[EXERCISE AIM] Pick out all lines in the listing holding the string "were" and copy them.

**********

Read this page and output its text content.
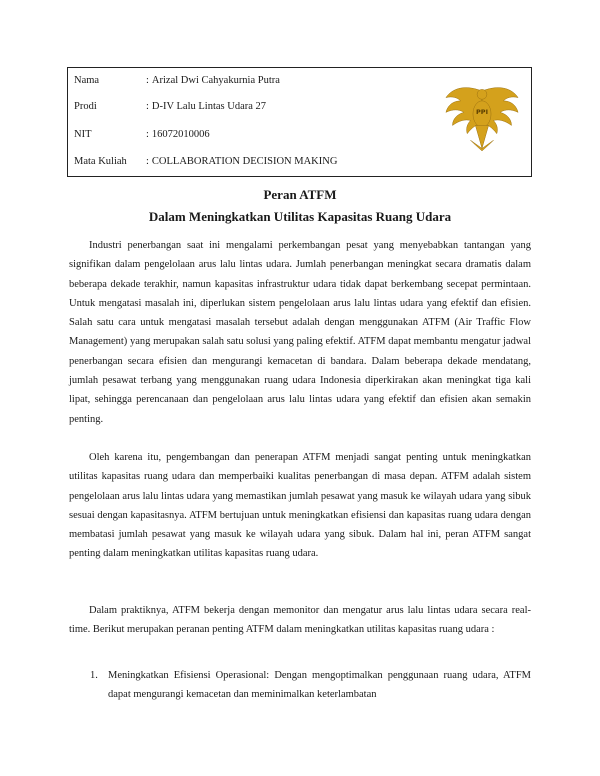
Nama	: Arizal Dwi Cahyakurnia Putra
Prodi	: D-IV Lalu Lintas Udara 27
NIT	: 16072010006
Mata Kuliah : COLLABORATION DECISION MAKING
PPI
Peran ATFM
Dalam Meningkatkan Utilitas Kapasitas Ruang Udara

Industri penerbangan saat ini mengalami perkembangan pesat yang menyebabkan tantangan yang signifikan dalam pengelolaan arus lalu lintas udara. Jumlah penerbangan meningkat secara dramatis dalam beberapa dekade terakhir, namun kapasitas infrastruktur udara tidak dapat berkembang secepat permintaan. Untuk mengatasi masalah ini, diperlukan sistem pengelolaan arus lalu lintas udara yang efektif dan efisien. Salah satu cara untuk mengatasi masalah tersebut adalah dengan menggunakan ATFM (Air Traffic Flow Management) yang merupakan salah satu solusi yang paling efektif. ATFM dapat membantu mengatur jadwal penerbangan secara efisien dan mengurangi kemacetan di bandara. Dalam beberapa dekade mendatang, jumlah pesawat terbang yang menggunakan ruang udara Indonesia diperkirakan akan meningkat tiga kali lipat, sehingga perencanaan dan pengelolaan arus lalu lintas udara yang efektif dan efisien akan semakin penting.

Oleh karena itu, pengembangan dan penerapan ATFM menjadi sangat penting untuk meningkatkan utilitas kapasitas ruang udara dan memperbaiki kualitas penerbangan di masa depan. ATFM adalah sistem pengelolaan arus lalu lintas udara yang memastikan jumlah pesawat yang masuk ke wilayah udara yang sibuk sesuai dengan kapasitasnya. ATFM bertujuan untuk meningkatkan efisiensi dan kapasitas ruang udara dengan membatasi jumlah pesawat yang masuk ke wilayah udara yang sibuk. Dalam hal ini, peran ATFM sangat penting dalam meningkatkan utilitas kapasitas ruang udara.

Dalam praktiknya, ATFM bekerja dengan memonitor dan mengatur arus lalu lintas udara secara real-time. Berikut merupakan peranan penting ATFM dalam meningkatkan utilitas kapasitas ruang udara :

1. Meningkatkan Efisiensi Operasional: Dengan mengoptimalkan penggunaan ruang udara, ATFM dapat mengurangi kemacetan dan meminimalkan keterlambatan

**********

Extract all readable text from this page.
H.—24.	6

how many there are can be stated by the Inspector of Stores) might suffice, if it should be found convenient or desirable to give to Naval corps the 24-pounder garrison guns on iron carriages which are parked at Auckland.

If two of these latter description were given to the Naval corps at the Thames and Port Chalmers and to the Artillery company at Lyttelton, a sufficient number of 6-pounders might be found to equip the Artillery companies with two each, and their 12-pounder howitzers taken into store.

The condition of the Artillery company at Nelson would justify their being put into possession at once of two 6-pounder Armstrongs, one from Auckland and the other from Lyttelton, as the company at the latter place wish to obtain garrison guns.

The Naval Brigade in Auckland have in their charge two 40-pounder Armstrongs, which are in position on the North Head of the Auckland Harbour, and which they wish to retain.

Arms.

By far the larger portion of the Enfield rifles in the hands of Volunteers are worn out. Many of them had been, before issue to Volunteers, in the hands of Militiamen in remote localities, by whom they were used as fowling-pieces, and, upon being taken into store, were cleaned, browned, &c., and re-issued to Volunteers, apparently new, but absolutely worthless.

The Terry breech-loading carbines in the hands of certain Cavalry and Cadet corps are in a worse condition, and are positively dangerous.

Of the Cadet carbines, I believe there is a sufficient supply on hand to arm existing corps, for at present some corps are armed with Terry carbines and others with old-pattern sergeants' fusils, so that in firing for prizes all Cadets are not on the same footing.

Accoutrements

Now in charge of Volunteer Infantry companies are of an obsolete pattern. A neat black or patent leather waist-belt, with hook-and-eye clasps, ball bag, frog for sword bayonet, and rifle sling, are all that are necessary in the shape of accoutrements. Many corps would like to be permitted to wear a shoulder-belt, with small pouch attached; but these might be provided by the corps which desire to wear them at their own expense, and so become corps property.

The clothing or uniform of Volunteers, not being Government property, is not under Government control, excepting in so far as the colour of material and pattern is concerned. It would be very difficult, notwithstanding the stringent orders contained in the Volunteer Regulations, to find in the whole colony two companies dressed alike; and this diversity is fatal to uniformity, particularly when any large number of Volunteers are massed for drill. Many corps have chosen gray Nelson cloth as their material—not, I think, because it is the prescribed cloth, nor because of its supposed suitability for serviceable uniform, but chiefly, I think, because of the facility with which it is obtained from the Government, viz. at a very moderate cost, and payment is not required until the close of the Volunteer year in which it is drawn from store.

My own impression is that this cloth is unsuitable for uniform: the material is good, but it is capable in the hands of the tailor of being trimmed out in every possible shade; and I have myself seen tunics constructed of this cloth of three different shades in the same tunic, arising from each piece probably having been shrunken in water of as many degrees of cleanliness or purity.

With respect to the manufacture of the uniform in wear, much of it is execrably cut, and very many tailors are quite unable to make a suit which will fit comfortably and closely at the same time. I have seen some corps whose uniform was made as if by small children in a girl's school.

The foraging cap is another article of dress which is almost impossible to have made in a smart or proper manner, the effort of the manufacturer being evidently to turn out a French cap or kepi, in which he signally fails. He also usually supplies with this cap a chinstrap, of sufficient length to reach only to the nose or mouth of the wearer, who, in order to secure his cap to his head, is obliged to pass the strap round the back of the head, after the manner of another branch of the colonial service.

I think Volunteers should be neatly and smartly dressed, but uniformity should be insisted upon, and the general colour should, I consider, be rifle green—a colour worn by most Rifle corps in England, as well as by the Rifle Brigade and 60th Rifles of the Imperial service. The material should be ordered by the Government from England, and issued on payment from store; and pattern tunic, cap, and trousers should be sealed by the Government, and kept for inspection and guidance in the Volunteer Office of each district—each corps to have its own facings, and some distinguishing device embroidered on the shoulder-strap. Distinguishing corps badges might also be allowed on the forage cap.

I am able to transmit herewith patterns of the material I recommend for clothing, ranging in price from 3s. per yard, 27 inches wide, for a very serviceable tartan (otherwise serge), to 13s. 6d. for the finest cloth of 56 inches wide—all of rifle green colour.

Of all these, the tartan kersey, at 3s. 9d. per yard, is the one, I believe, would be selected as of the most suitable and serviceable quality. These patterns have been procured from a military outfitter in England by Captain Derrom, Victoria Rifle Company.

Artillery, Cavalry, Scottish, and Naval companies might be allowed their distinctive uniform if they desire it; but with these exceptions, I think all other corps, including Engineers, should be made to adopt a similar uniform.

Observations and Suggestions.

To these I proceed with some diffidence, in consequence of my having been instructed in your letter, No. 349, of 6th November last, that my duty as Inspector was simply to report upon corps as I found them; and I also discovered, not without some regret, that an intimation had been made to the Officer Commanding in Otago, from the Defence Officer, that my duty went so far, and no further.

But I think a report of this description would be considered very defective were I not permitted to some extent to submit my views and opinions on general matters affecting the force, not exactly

**********

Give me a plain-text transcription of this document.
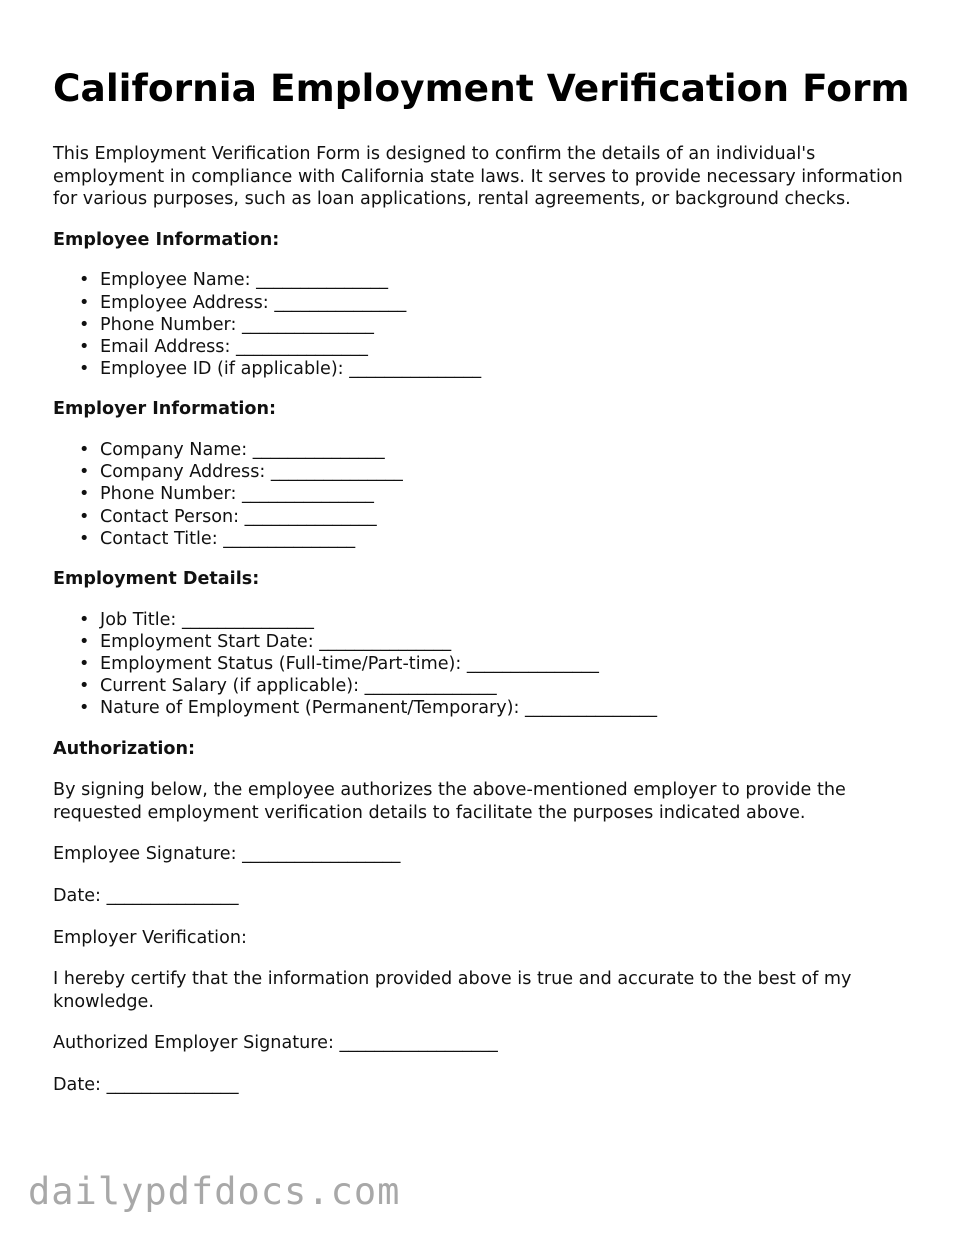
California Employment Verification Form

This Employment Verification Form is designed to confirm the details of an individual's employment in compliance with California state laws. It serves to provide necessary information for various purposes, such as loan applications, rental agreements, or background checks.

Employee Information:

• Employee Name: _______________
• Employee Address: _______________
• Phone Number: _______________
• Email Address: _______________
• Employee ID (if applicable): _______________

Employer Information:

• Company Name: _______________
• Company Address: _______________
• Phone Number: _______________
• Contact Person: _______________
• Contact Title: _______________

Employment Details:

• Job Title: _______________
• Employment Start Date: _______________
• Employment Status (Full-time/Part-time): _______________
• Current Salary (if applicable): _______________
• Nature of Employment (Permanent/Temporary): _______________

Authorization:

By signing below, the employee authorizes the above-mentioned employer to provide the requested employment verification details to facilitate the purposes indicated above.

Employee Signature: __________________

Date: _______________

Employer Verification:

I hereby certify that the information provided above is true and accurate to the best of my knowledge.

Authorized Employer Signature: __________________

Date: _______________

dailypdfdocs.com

**********

[ANSWER TO THE TASK]
If two of these latter description were given to the Naval corps at the Thames and Port Chalmers and to the Artillery company at Lyttelton, a sufficient number of 6-pounders might be found to equip the Artillery companies with two each, and their 12-pounder howitzers taken into store.
By far the larger portion of the Enfield rifles in the hands of Volunteers are worn out. Many of them had been, before issue to Volunteers, in the hands of Militiamen in remote localities, by whom they were used as fowling-pieces, and, upon being taken into store, were cleaned, browned, &c., and re-issued to Volunteers, apparently new, but absolutely worthless.
But I think a report of this description would be considered very defective were I not permitted to some extent to submit my views and opinions on general matters affecting the force, not exactly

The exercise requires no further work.